-- start Input data --

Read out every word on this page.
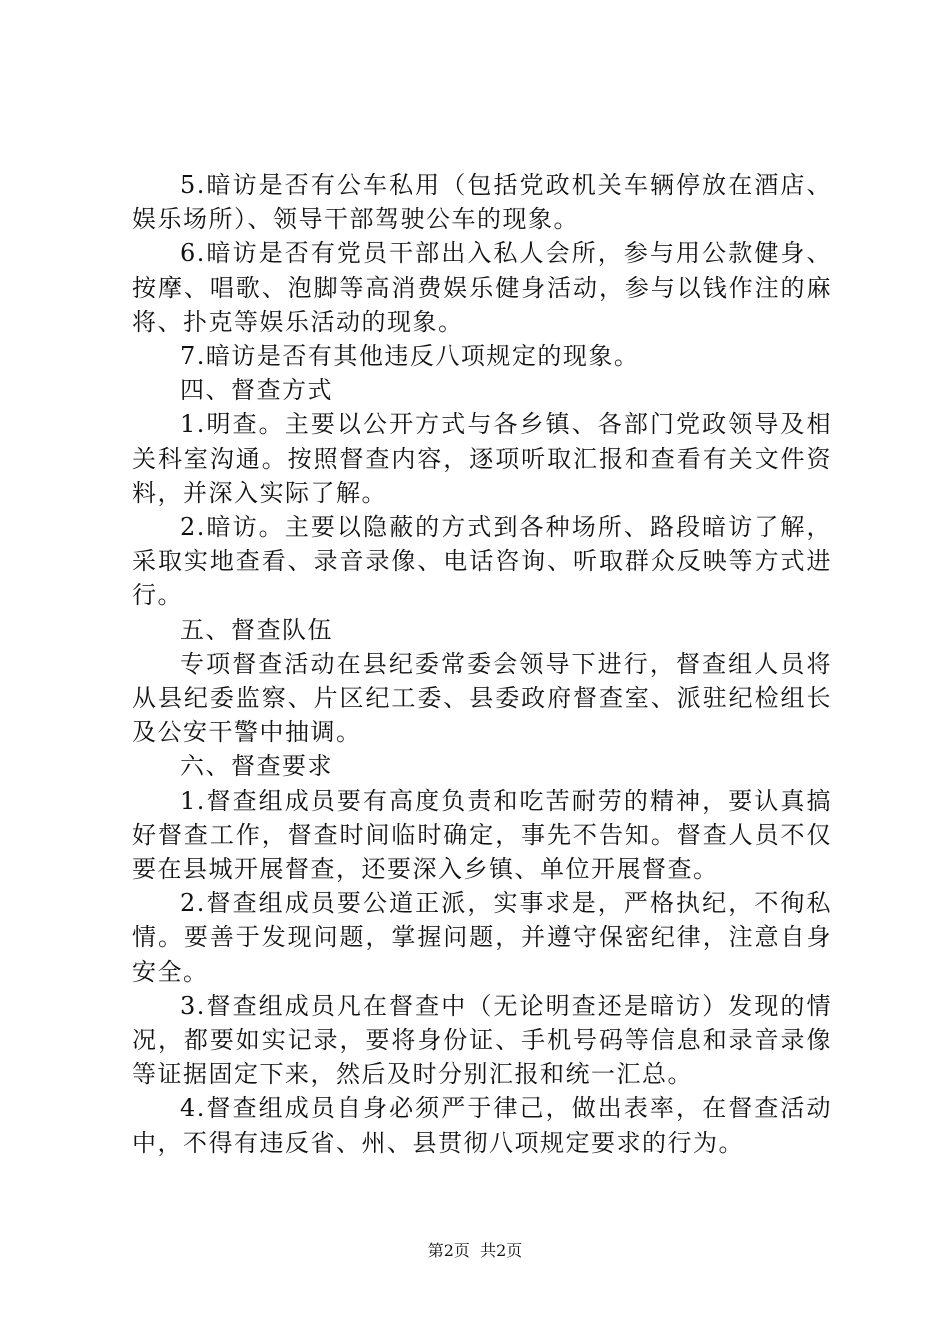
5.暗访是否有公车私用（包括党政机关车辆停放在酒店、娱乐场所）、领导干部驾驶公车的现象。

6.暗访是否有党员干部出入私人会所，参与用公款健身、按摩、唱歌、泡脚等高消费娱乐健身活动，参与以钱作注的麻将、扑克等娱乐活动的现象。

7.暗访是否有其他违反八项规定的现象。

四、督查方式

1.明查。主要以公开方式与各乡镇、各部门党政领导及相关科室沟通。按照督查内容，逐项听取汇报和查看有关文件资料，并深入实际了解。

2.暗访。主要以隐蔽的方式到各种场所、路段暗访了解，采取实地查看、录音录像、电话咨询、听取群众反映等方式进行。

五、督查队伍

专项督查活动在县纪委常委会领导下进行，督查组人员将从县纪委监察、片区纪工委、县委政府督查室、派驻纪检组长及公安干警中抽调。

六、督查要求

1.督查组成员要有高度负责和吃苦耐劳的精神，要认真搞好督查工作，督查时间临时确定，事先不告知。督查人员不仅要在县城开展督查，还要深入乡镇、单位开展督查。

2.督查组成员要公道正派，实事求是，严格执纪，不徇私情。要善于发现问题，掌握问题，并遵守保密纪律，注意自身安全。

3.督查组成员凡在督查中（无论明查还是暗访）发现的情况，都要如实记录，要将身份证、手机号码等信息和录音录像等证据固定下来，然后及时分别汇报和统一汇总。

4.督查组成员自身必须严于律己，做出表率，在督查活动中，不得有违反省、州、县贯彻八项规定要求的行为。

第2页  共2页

-- end Input data --
-- start Input data --

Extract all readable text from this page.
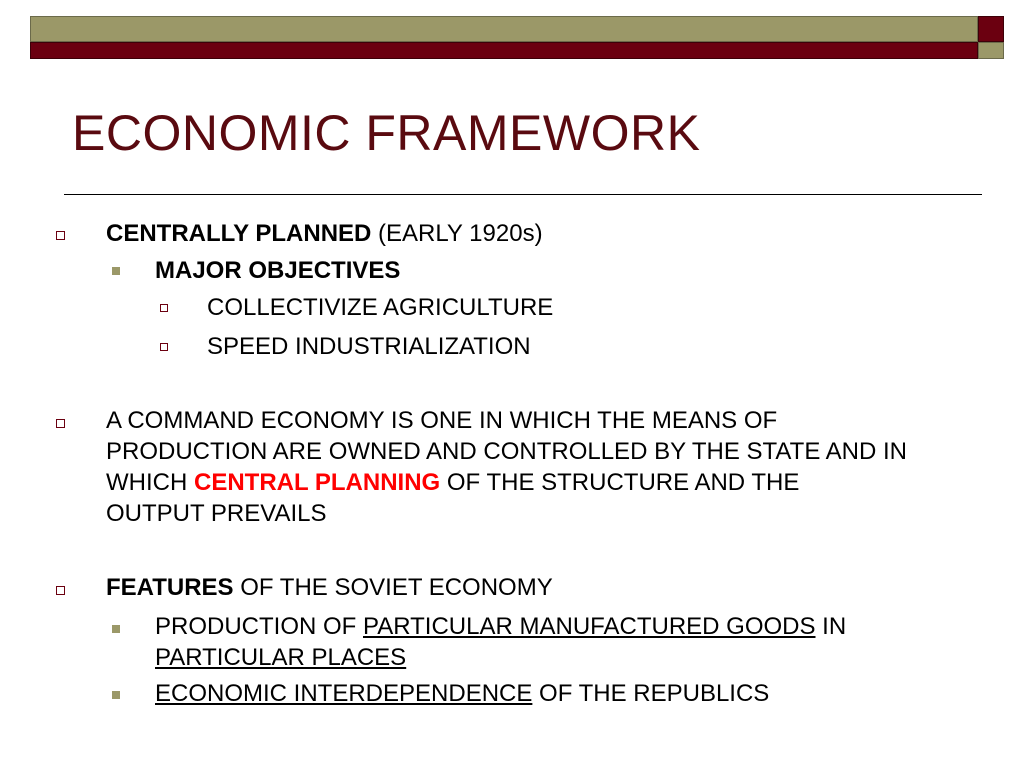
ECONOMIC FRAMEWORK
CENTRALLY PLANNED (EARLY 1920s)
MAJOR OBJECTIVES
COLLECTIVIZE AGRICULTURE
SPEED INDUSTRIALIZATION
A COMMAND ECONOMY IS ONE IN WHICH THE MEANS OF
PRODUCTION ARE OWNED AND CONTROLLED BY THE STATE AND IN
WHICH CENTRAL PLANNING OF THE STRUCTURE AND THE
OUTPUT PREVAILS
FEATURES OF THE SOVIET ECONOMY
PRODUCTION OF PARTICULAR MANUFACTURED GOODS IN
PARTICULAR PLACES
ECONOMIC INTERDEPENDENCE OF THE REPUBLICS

-- end Input data --

What is required> List every line above containing the word "PARTICULAR".

Correct answer>
PRODUCTION OF PARTICULAR MANUFACTURED GOODS IN
PARTICULAR PLACES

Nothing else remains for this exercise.